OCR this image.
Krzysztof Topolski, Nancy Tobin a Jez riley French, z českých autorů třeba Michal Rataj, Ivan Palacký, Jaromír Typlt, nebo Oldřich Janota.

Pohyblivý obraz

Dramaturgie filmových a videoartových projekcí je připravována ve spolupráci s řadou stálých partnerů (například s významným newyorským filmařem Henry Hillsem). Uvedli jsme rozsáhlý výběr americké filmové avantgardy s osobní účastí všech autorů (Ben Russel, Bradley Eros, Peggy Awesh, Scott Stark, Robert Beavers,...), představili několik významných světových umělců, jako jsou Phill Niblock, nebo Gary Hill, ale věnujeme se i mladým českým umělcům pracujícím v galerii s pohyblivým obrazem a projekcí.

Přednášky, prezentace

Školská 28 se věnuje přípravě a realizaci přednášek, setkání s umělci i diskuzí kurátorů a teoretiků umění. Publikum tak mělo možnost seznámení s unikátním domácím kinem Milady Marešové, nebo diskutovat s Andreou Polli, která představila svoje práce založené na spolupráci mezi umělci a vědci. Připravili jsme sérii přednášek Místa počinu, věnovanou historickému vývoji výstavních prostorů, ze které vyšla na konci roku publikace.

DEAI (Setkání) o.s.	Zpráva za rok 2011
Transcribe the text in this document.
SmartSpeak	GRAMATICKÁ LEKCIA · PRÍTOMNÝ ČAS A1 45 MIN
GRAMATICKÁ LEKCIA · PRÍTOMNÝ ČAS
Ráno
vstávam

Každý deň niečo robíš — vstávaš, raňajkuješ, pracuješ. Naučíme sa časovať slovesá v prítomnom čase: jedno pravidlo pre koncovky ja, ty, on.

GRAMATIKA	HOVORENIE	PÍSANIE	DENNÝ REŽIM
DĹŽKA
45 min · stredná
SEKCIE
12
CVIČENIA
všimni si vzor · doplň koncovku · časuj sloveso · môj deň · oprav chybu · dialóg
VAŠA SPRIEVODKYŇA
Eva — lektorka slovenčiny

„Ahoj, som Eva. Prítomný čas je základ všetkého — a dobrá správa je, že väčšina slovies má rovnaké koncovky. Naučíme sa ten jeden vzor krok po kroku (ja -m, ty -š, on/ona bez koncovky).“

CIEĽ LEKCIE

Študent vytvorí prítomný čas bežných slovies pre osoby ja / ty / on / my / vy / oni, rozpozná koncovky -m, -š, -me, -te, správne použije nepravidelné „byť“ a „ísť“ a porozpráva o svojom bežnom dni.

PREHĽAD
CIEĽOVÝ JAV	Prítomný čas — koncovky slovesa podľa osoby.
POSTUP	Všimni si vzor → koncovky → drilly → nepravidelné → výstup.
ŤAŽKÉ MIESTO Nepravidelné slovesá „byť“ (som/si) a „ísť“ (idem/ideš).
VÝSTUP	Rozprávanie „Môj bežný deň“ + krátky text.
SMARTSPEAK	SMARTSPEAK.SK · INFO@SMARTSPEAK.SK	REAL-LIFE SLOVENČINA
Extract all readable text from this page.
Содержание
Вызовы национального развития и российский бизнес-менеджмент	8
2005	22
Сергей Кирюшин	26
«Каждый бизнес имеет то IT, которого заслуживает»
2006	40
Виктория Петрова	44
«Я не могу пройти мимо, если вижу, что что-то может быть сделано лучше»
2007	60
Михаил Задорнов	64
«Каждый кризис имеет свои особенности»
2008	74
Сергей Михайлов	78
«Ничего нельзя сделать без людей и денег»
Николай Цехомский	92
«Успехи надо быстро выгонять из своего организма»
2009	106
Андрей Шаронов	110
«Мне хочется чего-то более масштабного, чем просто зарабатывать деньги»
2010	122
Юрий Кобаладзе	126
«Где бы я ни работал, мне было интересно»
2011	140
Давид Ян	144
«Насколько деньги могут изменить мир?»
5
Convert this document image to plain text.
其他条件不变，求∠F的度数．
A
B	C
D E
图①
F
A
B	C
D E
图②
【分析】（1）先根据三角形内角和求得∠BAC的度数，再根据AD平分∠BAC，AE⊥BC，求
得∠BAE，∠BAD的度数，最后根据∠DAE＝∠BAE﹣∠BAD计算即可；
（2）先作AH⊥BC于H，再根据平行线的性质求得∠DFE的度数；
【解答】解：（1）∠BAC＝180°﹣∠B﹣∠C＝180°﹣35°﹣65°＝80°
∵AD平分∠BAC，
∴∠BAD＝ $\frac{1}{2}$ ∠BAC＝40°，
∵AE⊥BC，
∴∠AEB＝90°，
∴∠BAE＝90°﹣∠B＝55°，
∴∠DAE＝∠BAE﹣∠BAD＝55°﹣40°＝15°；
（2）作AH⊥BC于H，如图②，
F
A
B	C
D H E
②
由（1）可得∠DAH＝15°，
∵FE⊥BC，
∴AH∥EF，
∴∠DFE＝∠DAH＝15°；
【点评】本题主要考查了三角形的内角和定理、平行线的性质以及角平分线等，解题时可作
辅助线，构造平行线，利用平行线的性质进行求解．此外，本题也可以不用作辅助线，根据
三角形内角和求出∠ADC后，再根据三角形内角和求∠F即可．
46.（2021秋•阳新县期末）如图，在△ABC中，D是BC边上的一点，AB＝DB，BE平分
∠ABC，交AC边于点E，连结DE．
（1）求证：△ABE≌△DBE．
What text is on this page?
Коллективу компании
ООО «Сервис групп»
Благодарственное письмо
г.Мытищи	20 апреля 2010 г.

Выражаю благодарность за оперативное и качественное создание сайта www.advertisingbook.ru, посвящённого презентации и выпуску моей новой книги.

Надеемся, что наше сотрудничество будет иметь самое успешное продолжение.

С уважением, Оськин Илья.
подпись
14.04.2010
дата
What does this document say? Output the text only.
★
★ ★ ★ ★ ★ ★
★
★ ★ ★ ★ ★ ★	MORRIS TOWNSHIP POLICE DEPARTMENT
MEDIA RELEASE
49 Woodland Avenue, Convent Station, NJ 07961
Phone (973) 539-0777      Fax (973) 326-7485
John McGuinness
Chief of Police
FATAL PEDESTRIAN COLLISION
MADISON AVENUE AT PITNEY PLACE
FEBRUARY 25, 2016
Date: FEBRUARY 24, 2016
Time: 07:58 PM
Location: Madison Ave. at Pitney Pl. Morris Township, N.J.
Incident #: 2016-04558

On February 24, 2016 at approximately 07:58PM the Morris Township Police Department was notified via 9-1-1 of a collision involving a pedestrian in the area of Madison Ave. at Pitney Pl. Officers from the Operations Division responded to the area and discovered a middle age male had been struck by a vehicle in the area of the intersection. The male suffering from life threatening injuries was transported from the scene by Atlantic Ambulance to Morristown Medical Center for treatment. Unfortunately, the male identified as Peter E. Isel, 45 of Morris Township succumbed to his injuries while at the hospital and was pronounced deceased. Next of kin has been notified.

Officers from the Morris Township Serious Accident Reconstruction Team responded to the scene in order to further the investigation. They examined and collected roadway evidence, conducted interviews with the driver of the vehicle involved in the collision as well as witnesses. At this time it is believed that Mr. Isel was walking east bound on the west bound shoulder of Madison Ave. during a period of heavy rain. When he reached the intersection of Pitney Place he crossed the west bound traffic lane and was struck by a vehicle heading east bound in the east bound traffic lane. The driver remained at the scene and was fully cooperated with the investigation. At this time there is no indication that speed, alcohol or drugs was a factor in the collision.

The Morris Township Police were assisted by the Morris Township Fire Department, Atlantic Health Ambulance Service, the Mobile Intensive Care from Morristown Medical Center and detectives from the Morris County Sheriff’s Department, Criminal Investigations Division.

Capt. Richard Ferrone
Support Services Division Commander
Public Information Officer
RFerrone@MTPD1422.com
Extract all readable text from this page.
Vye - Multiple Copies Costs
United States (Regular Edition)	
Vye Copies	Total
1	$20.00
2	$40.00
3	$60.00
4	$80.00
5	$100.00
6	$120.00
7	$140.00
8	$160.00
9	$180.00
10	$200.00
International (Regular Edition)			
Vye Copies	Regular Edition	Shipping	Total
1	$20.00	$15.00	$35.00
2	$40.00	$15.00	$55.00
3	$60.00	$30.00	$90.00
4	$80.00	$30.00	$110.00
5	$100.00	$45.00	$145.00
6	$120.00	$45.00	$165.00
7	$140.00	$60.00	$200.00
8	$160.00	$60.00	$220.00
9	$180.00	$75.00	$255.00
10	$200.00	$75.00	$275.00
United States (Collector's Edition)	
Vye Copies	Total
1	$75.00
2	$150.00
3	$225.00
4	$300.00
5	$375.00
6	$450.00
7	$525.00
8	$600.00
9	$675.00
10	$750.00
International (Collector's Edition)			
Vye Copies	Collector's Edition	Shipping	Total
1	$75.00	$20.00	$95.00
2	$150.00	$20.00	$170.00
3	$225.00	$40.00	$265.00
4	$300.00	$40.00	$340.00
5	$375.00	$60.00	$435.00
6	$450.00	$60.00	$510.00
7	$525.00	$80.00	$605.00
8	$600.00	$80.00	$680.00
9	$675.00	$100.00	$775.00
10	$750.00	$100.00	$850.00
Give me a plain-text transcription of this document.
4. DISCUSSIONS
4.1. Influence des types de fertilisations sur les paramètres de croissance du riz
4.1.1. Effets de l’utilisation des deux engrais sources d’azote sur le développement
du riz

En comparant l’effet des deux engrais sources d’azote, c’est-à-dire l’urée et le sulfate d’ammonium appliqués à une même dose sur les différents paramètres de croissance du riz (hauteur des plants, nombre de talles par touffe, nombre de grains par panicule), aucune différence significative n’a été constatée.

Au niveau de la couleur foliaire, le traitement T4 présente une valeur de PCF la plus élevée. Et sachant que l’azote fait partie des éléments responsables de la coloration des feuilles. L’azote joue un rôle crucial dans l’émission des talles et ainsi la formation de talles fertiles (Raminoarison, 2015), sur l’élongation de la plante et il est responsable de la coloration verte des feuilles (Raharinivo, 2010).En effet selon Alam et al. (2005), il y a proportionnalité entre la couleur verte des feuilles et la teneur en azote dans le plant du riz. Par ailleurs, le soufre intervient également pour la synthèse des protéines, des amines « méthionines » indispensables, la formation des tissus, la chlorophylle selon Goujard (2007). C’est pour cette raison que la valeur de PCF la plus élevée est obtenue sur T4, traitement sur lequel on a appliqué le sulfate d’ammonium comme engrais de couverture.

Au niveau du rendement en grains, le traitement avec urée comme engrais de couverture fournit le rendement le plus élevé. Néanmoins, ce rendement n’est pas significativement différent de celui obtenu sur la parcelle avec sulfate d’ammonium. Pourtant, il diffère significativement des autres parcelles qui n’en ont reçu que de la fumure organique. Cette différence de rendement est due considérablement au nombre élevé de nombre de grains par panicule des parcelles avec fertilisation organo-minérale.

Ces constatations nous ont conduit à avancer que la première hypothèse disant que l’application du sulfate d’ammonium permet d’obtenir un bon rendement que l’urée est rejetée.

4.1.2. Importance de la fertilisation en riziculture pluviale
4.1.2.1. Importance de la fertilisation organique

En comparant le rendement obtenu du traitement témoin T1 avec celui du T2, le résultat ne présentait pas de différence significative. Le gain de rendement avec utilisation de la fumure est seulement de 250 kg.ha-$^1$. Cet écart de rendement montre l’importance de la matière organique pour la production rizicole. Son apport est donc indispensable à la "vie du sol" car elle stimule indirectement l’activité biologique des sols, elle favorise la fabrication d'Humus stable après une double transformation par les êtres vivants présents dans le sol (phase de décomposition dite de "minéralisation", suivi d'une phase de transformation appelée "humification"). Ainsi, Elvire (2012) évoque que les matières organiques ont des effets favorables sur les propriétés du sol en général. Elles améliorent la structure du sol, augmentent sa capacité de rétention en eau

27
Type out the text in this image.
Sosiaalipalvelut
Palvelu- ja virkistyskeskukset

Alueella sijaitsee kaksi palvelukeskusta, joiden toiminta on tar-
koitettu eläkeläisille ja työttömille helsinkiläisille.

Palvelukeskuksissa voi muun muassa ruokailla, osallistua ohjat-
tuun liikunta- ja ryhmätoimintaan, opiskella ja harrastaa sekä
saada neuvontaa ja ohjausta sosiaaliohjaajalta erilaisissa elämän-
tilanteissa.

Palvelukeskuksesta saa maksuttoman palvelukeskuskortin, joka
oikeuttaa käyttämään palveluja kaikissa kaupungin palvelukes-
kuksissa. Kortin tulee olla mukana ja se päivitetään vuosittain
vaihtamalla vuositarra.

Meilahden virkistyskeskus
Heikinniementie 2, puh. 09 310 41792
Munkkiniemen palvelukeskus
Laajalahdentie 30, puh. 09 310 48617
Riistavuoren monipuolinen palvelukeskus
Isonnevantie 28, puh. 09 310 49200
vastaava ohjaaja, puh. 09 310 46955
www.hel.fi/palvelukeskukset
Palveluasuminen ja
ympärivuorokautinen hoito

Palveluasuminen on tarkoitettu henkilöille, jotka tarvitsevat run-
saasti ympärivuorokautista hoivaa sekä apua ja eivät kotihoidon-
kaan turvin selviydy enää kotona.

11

**Exercise directions:** Every line of the listing that holds "sekä" should be found and copied.

**Complete output:**
tuun liikunta- ja ryhmätoimintaan, opiskella ja harrastaa sekä
saasti ympärivuorokautista hoivaa sekä apua ja eivät kotihoidon-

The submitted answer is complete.